*Your task:*
What follows are records. Restate all of them word for word.

*Stored rows:*

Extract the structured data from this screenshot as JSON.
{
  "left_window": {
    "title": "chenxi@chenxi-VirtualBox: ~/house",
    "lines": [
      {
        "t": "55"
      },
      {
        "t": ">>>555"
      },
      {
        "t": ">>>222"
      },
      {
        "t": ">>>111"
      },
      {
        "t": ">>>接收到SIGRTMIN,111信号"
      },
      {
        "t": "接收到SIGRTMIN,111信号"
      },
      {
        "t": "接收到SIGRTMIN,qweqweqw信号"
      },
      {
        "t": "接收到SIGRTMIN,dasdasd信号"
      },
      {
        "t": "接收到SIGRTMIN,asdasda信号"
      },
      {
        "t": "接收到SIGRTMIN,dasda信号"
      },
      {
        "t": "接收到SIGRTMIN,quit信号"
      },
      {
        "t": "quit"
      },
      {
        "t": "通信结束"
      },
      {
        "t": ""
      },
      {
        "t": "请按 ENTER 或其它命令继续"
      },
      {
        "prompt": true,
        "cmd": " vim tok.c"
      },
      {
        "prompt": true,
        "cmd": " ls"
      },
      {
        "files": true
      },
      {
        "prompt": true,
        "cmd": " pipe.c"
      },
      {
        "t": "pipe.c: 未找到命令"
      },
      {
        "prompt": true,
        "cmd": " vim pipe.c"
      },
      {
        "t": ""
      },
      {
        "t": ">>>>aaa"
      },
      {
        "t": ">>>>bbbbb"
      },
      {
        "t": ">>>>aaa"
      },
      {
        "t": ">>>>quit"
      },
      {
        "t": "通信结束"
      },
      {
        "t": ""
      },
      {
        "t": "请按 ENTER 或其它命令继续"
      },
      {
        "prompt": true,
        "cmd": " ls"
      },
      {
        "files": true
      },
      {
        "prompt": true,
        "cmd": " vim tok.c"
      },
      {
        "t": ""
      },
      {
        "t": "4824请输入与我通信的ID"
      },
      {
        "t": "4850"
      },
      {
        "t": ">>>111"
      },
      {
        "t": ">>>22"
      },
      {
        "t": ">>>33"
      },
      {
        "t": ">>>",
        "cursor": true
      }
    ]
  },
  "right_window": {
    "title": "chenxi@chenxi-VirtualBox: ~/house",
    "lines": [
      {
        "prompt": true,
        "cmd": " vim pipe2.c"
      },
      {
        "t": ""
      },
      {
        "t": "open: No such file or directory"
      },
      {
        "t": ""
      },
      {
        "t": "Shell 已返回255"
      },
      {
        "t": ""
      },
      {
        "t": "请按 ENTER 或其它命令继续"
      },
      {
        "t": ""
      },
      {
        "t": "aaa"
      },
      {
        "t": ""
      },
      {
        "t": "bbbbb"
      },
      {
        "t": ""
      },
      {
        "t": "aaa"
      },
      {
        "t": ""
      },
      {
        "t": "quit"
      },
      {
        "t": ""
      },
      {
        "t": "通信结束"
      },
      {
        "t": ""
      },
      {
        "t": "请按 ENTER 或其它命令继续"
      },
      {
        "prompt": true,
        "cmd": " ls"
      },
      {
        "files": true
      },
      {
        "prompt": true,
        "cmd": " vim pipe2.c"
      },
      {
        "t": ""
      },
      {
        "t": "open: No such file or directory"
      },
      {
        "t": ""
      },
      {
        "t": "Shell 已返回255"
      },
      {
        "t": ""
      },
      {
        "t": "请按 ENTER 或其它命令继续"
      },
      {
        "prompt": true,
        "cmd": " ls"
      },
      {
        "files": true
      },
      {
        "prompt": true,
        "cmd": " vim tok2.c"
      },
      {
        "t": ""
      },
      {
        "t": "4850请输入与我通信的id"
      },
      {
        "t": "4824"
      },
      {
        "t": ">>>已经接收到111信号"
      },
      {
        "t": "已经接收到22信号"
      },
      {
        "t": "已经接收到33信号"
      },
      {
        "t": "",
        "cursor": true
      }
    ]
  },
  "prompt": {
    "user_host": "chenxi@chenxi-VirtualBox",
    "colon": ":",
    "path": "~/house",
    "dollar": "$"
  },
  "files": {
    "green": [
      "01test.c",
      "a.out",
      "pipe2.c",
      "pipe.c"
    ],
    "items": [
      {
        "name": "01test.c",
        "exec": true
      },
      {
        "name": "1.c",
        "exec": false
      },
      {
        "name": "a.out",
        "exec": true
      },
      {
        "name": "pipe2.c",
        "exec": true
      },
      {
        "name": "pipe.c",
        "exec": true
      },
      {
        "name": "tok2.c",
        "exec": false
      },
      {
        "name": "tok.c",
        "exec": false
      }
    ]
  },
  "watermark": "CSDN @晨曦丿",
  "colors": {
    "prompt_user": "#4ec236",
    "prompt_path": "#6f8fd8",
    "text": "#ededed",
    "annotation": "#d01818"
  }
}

*Solution to the exercise:*
Extract the structured data from this screenshot as JSON.
{
  "left_window": {
    "title": "chenxi@chenxi-VirtualBox: ~/house",
    "lines": [
      {
        "t": "55"
      },
      {
        "t": ">>>555"
      },
      {
        "t": ">>>222"
      },
      {
        "t": ">>>111"
      },
      {
        "t": ">>>接收到SIGRTMIN,111信号"
      },
      {
        "t": "接收到SIGRTMIN,111信号"
      },
      {
        "t": "接收到SIGRTMIN,qweqweqw信号"
      },
      {
        "t": "接收到SIGRTMIN,dasdasd信号"
      },
      {
        "t": "接收到SIGRTMIN,asdasda信号"
      },
      {
        "t": "接收到SIGRTMIN,dasda信号"
      },
      {
        "t": "接收到SIGRTMIN,quit信号"
      },
      {
        "t": "quit"
      },
      {
        "t": "通信结束"
      },
      {
        "t": ""
      },
      {
        "t": "请按 ENTER 或其它命令继续"
      },
      {
        "prompt": true,
        "cmd": " vim tok.c"
      },
      {
        "prompt": true,
        "cmd": " ls"
      },
      {
        "files": true
      },
      {
        "prompt": true,
        "cmd": " pipe.c"
      },
      {
        "t": "pipe.c: 未找到命令"
      },
      {
        "prompt": true,
        "cmd": " vim pipe.c"
      },
      {
        "t": ""
      },
      {
        "t": ">>>>aaa"
      },
      {
        "t": ">>>>bbbbb"
      },
      {
        "t": ">>>>aaa"
      },
      {
        "t": ">>>>quit"
      },
      {
        "t": "通信结束"
      },
      {
        "t": ""
      },
      {
        "t": "请按 ENTER 或其它命令继续"
      },
      {
        "prompt": true,
        "cmd": " ls"
      },
      {
        "files": true
      },
      {
        "prompt": true,
        "cmd": " vim tok.c"
      },
      {
        "t": ""
      },
      {
        "t": "4824请输入与我通信的ID"
      },
      {
        "t": "4850"
      },
      {
        "t": ">>>111"
      },
      {
        "t": ">>>22"
      },
      {
        "t": ">>>33"
      },
      {
        "t": ">>>",
        "cursor": true
      }
    ]
  },
  "right_window": {
    "title": "chenxi@chenxi-VirtualBox: ~/house",
    "lines": [
      {
        "prompt": true,
        "cmd": " vim pipe2.c"
      },
      {
        "t": ""
      },
      {
        "t": "open: No such file or directory"
      },
      {
        "t": ""
      },
      {
        "t": "Shell 已返回255"
      },
      {
        "t": ""
      },
      {
        "t": "请按 ENTER 或其它命令继续"
      },
      {
        "t": ""
      },
      {
        "t": "aaa"
      },
      {
        "t": ""
      },
      {
        "t": "bbbbb"
      },
      {
        "t": ""
      },
      {
        "t": "aaa"
      },
      {
        "t": ""
      },
      {
        "t": "quit"
      },
      {
        "t": ""
      },
      {
        "t": "通信结束"
      },
      {
        "t": ""
      },
      {
        "t": "请按 ENTER 或其它命令继续"
      },
      {
        "prompt": true,
        "cmd": " ls"
      },
      {
        "files": true
      },
      {
        "prompt": true,
        "cmd": " vim pipe2.c"
      },
      {
        "t": ""
      },
      {
        "t": "open: No such file or directory"
      },
      {
        "t": ""
      },
      {
        "t": "Shell 已返回255"
      },
      {
        "t": ""
      },
      {
        "t": "请按 ENTER 或其它命令继续"
      },
      {
        "prompt": true,
        "cmd": " ls"
      },
      {
        "files": true
      },
      {
        "prompt": true,
        "cmd": " vim tok2.c"
      },
      {
        "t": ""
      },
      {
        "t": "4850请输入与我通信的id"
      },
      {
        "t": "4824"
      },
      {
        "t": ">>>已经接收到111信号"
      },
      {
        "t": "已经接收到22信号"
      },
      {
        "t": "已经接收到33信号"
      },
      {
        "t": "",
        "cursor": true
      }
    ]
  },
  "prompt": {
    "user_host": "chenxi@chenxi-VirtualBox",
    "colon": ":",
    "path": "~/house",
    "dollar": "$"
  },
  "files": {
    "green": [
      "01test.c",
      "a.out",
      "pipe2.c",
      "pipe.c"
    ],
    "items": [
      {
        "name": "01test.c",
        "exec": true
      },
      {
        "name": "1.c",
        "exec": false
      },
      {
        "name": "a.out",
        "exec": true
      },
      {
        "name": "pipe2.c",
        "exec": true
      },
      {
        "name": "pipe.c",
        "exec": true
      },
      {
        "name": "tok2.c",
        "exec": false
      },
      {
        "name": "tok.c",
        "exec": false
      }
    ]
  },
  "watermark": "CSDN @晨曦丿",
  "colors": {
    "prompt_user": "#4ec236",
    "prompt_path": "#6f8fd8",
    "text": "#ededed",
    "annotation": "#d01818"
  }
}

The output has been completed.